__WRITTEN EXERCISE__
Extract every line below that contains the word "sectores".

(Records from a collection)
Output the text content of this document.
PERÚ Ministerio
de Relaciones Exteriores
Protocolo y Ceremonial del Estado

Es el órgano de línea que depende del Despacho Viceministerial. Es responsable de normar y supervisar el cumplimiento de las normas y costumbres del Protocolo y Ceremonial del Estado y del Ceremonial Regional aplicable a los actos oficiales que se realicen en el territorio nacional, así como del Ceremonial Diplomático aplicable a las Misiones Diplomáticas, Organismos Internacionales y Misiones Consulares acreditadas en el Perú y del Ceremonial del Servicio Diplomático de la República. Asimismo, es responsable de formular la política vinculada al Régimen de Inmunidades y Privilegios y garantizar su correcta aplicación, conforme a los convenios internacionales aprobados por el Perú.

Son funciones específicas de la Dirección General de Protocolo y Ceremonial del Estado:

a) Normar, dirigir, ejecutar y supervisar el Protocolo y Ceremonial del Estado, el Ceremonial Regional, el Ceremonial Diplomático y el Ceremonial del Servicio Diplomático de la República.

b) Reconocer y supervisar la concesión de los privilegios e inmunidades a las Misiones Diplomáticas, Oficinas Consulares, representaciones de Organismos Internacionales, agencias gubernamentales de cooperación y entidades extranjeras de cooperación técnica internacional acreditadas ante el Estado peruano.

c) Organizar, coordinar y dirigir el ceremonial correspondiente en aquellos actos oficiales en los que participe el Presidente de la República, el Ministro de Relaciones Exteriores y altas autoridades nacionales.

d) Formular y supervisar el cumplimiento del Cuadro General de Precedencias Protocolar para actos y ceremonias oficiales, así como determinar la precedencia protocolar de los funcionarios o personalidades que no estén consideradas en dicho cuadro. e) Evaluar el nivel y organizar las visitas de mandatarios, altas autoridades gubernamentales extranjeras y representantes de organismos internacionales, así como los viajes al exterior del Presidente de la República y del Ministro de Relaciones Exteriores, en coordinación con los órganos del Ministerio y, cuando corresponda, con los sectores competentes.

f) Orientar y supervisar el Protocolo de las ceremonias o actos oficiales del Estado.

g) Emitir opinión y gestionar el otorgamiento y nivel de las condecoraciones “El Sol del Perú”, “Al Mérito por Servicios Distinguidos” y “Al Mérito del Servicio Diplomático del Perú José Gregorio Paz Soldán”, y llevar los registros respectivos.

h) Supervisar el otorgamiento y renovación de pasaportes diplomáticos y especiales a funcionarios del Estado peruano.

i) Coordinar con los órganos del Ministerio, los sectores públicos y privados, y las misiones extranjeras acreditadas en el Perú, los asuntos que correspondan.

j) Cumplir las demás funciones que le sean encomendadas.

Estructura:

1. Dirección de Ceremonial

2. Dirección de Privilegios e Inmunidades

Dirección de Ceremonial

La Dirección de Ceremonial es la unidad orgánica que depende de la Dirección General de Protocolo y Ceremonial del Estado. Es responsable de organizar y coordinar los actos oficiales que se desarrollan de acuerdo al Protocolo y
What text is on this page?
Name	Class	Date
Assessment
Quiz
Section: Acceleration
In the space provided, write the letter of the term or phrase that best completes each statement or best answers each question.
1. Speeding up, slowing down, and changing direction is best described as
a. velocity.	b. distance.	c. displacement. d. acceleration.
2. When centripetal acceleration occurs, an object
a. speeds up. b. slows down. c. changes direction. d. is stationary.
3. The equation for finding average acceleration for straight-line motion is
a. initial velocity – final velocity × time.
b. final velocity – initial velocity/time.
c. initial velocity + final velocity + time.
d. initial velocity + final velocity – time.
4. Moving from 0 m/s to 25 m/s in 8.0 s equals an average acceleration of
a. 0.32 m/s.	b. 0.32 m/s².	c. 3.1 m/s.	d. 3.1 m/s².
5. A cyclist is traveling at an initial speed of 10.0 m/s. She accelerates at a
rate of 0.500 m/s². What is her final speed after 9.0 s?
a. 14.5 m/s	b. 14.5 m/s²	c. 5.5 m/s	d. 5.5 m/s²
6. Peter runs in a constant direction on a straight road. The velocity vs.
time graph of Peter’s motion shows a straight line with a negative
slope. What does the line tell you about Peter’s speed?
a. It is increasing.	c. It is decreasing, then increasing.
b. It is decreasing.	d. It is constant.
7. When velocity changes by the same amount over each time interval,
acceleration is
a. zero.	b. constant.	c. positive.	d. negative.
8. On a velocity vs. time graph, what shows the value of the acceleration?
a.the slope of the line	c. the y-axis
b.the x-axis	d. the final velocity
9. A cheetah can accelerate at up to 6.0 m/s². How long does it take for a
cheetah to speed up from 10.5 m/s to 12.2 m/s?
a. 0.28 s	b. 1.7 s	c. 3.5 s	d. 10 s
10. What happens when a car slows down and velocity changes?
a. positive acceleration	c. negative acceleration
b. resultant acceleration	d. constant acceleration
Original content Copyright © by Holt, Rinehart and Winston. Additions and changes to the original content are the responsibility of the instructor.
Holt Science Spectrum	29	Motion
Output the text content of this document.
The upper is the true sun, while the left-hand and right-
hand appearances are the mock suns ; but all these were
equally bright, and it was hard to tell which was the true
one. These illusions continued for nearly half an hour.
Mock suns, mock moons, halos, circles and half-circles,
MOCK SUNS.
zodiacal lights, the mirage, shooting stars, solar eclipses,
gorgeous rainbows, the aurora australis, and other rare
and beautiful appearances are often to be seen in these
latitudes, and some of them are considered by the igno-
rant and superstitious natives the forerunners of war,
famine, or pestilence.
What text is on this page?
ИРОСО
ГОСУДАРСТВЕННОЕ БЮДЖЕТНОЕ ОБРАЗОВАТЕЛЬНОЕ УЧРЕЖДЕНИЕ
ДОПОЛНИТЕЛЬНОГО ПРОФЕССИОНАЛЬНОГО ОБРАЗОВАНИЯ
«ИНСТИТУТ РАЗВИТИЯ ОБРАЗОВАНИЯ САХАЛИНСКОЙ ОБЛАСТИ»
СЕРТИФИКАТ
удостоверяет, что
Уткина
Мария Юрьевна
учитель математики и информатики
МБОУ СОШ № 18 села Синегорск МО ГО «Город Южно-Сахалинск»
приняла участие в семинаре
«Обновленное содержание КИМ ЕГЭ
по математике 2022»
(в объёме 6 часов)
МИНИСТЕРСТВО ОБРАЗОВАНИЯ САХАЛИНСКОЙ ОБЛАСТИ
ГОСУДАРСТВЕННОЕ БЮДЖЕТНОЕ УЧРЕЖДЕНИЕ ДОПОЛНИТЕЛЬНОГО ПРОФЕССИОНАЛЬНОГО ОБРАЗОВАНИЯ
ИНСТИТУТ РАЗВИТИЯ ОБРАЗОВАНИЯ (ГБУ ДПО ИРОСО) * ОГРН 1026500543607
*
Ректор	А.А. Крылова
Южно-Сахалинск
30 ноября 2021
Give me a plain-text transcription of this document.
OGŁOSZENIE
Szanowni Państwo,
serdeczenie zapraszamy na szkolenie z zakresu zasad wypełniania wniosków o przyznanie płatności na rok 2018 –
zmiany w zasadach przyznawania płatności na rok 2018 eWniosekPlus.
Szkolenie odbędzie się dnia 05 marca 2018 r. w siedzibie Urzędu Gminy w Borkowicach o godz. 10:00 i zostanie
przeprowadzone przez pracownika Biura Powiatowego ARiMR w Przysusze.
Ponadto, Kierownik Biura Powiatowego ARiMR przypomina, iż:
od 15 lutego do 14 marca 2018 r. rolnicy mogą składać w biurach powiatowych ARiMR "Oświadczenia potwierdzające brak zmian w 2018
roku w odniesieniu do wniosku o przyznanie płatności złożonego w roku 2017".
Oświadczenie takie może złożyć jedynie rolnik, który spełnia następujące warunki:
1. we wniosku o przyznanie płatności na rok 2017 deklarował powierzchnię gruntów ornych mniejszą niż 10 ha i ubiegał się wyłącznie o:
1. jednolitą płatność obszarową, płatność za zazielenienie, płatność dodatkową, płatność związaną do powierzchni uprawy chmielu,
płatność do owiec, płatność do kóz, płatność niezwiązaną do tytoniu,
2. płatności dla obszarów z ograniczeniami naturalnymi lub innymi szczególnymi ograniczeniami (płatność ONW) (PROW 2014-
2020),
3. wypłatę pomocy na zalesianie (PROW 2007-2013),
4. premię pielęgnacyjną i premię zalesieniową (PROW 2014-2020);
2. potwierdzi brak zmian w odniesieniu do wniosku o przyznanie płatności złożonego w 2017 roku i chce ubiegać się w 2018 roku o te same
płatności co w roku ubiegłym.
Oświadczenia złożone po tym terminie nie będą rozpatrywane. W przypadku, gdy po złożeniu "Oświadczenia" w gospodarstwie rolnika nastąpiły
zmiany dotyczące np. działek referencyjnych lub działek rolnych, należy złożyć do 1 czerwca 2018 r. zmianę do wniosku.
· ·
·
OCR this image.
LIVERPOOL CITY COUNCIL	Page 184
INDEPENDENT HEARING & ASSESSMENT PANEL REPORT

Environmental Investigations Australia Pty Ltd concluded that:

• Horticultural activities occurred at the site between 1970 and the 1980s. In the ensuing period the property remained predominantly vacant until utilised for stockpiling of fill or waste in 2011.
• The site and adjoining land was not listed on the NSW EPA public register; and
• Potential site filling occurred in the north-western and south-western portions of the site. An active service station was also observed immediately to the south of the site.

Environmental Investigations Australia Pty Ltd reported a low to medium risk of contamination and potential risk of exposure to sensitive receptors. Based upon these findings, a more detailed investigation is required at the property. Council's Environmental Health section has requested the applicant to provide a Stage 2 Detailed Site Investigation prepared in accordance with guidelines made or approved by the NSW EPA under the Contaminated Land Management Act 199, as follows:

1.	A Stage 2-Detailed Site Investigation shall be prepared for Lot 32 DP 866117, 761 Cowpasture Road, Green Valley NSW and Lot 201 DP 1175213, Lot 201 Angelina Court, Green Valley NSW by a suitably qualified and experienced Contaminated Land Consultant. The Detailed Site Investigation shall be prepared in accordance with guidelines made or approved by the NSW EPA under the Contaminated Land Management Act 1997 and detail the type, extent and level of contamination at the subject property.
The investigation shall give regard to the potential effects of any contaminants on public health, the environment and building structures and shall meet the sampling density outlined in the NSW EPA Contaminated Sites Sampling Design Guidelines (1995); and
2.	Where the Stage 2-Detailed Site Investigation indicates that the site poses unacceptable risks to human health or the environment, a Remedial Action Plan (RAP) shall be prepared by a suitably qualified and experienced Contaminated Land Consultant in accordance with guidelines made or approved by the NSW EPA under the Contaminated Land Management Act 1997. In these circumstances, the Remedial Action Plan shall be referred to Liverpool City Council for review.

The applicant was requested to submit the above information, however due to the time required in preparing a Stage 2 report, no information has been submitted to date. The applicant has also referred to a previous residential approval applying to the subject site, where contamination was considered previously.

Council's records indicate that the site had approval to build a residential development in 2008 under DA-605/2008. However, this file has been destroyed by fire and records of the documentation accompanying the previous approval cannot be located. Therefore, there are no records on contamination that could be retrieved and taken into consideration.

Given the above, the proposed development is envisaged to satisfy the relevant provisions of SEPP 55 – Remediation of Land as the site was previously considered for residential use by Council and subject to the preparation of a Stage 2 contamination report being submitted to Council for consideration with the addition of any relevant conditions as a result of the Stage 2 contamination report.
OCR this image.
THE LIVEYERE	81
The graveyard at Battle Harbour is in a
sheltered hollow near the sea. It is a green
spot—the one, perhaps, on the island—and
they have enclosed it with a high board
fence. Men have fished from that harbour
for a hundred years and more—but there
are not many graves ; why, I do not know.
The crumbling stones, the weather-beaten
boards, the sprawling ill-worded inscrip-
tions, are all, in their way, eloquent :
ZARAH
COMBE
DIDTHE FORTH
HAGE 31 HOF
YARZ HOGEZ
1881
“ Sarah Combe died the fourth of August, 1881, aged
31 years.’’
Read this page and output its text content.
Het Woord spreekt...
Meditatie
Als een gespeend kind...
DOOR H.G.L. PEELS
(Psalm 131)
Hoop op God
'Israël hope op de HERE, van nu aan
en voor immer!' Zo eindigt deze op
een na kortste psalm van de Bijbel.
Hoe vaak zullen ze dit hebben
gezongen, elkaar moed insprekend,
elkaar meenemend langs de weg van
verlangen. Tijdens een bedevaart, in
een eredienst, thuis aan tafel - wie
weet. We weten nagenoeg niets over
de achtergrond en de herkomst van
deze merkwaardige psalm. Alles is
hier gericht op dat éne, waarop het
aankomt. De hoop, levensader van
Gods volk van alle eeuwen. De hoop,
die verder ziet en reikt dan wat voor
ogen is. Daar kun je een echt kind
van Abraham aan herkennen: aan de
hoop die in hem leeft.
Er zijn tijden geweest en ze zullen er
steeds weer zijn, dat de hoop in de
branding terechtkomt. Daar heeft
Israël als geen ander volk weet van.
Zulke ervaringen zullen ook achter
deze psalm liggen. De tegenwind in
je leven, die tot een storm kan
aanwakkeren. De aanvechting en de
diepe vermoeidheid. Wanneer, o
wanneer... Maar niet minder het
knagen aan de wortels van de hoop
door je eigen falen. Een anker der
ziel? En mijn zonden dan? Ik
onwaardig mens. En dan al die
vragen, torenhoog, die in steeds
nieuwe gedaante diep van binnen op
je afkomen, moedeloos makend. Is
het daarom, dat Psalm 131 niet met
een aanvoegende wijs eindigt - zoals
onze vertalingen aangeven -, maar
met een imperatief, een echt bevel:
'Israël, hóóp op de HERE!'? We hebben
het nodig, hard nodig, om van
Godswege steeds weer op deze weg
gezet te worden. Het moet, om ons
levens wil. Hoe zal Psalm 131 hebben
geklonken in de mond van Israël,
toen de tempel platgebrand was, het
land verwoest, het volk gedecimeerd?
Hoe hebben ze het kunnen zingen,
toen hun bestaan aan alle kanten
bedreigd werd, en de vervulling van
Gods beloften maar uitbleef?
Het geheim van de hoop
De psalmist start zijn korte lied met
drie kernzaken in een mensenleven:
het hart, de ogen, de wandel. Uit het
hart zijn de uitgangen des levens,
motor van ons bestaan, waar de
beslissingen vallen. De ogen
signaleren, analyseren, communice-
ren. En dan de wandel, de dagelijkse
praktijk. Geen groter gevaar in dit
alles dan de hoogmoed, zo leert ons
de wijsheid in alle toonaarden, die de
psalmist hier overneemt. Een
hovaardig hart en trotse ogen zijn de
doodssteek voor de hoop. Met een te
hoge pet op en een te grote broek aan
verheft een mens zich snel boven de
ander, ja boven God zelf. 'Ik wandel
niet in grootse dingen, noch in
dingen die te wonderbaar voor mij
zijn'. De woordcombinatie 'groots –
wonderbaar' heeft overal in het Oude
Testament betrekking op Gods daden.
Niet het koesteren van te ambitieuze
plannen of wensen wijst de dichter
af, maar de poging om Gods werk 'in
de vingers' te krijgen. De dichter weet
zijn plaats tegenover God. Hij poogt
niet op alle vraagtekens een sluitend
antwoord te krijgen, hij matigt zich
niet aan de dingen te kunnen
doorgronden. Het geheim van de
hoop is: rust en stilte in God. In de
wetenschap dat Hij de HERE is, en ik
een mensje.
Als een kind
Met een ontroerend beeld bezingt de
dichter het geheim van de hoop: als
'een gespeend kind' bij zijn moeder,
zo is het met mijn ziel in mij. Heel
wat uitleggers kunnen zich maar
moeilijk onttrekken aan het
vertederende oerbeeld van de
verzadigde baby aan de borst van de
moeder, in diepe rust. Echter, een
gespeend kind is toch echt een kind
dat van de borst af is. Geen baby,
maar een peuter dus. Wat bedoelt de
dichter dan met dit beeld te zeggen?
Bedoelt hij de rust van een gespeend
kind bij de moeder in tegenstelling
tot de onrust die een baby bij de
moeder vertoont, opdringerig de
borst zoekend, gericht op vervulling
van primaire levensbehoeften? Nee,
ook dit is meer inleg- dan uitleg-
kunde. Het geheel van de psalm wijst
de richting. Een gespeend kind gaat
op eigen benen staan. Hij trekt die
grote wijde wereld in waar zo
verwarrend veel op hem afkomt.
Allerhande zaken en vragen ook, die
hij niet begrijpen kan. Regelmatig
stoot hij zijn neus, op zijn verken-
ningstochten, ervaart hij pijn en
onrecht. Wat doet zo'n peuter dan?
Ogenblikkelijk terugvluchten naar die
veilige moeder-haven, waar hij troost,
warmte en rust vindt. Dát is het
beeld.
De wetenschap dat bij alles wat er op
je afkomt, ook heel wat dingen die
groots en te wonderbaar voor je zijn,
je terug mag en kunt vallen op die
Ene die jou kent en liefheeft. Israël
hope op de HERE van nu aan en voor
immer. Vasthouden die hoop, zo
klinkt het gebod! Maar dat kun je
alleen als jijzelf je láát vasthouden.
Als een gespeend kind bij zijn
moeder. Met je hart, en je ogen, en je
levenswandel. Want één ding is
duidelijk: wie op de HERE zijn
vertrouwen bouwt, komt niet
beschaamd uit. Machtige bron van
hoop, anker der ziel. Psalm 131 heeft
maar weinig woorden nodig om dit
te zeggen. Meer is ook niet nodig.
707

__THE ANSWER__
d) Formular y supervisar el cumplimiento del Cuadro General de Precedencias Protocolar para actos y ceremonias oficiales, así como determinar la precedencia protocolar de los funcionarios o personalidades que no estén consideradas en dicho cuadro. e) Evaluar el nivel y organizar las visitas de mandatarios, altas autoridades gubernamentales extranjeras y representantes de organismos internacionales, así como los viajes al exterior del Presidente de la República y del Ministro de Relaciones Exteriores, en coordinación con los órganos del Ministerio y, cuando corresponda, con los sectores competentes.
i) Coordinar con los órganos del Ministerio, los sectores públicos y privados, y las misiones extranjeras acreditadas en el Perú, los asuntos que correspondan.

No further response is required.